• [WORK TO BE COMPLETED] Please quote the debt collection passage word for word, starting at "The CFPB also" and ending at "of 90 days.".

• [PASSAGE PROVIDED]

++++++++++++++++++++

Section 1006.9’s purpose is “to eliminate certain abusive debt collection practices by debt collectors related to the global COVID-19 pandemic, to ensure that debt collectors who refrain from using such abusive debt collection practices are not competitively disadvantaged, and to promote consistent State action to protect consumers against such debt collection abuses.” It remains effective during the effective period of the order issued by the Centers for Disease Control and Prevention titled Halt in Residential Evictions to Prevent the Further Spread of COVID–19 (86 FR 16731 (Mar. 31, 2021)), as extended. That order has expired, so Section 1006.9 is no longer effective.
The CFPB overhaul of Reg F
The Consumer Financial Protection Act of 2010 (CFPA, 12 U.S.C. 5561 et seq.), the portion of the Dodd-Frank Act that gave life to the Consumer Financial Protection Bureau and transferred the authority and responsibility for issuing regulations under a number of consumer protection statutes, included the FDCPA among the statutes for which the Bureau “may prescribe rules with respect to the collection of debts by debt collectors.”
The CFPB also has rulemaking authority to issue regulations for providers of financial products and services with regard to activity deemed by the Bureau to be “unfair, deceptive or abusive acts or practices” (UDAAP).
In May 2019, the Bureau issued proposed rules to implement provisions of the FDCPA. See 84 FR 23274. There was a comment period of 90 days.

++++++++++++++++++++

Data items:
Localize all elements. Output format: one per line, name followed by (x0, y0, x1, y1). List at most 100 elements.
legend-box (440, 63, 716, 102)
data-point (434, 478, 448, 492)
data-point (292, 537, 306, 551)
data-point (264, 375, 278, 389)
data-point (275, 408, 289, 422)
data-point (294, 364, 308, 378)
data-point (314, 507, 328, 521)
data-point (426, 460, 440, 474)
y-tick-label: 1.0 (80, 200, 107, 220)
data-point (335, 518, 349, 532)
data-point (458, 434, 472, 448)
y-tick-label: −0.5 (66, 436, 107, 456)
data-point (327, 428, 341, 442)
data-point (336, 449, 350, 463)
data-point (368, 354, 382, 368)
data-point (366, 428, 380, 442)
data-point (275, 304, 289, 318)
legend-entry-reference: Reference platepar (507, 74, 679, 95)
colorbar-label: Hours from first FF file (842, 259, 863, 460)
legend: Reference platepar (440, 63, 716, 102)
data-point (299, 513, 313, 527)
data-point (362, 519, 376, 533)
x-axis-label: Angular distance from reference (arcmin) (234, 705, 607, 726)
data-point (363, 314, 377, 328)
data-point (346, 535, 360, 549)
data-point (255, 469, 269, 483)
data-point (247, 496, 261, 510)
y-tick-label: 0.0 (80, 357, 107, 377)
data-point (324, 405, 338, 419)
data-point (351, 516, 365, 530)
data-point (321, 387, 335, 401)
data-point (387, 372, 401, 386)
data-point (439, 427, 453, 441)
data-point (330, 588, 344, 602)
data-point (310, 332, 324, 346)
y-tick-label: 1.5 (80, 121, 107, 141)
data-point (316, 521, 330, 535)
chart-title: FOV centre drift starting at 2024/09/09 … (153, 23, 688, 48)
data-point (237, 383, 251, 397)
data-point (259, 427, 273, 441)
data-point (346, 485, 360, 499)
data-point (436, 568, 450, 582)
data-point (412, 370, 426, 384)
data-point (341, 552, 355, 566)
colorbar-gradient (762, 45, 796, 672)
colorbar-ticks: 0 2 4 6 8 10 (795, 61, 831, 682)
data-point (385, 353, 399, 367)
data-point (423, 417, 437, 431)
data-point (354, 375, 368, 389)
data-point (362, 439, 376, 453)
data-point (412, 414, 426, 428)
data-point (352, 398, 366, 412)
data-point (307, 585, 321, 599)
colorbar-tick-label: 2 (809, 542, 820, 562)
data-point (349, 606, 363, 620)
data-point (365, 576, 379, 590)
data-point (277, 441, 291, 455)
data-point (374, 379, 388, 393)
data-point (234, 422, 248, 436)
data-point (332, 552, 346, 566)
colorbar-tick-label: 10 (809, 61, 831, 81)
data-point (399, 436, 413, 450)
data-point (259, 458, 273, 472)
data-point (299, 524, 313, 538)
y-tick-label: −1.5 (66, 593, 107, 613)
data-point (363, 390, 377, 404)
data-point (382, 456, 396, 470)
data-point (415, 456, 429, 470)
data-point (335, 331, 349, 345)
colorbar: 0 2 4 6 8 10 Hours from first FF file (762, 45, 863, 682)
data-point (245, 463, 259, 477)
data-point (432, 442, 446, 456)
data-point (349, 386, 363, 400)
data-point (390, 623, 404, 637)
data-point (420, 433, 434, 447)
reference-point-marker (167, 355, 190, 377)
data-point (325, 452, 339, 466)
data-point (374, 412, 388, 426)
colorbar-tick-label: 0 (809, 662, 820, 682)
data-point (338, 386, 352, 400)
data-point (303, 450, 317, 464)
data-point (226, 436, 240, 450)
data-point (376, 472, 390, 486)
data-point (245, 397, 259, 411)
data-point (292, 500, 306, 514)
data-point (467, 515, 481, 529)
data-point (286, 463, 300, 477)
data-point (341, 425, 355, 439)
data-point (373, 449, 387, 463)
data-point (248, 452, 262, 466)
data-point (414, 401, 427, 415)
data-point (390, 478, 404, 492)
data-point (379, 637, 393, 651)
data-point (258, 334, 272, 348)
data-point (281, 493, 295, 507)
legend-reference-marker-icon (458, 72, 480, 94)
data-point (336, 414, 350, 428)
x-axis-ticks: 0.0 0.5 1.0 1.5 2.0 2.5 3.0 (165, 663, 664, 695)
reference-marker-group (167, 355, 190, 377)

++++++++++++++++++++

• [RESPONSE TO THIS TASK]
The CFPB also has rulemaking authority to issue regulations for providers of financial products and services with regard to activity deemed by the Bureau to be “unfair, deceptive or abusive acts or practices” (UDAAP).
In May 2019, the Bureau issued proposed rules to implement provisions of the FDCPA. See 84 FR 23274. There was a comment period of 90 days.